What you have to do ->
Count the lines in the data below where the string "change" occurs, please, and give the number alone.

Dataset records ->
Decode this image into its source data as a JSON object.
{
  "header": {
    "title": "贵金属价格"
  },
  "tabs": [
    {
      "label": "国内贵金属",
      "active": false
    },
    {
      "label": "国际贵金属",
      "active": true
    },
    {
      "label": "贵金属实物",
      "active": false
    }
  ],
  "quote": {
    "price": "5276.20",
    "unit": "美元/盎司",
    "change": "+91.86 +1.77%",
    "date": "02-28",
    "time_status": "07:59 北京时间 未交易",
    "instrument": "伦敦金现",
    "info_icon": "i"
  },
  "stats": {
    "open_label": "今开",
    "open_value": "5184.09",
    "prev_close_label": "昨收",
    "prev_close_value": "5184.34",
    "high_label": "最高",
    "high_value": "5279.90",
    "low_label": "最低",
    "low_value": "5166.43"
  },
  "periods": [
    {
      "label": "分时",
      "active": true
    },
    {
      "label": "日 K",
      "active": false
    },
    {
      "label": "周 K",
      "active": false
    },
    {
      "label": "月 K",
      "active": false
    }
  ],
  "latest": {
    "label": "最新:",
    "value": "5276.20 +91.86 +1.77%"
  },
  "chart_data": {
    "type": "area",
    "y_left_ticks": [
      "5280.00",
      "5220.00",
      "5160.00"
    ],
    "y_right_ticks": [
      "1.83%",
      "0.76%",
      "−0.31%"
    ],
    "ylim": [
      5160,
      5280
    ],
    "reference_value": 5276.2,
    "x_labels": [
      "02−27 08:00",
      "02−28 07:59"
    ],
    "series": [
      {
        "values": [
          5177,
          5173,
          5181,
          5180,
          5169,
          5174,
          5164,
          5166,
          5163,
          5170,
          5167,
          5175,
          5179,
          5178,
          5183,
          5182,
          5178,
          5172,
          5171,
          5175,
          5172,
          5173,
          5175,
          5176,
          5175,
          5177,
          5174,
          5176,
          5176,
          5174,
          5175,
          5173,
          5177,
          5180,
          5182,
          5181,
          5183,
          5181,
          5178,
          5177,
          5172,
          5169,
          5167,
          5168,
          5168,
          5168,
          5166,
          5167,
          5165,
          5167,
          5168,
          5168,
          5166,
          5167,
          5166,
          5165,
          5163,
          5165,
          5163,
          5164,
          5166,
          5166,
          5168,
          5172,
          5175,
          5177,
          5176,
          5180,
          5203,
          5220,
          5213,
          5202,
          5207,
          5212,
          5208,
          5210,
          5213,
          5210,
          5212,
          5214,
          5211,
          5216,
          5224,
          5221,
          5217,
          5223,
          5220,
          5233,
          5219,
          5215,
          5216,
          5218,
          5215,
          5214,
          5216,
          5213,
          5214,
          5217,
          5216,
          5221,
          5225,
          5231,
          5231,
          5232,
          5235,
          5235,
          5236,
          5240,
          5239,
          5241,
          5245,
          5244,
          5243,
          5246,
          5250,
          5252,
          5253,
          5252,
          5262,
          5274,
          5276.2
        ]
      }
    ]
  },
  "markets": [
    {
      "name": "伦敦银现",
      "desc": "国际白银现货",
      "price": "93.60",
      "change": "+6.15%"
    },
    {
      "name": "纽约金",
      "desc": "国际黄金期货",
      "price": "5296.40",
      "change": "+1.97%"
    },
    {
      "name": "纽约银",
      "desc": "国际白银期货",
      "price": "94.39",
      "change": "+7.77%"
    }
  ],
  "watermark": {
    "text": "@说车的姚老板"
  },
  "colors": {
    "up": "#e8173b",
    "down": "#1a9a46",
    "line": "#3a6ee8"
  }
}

Correct response ->
4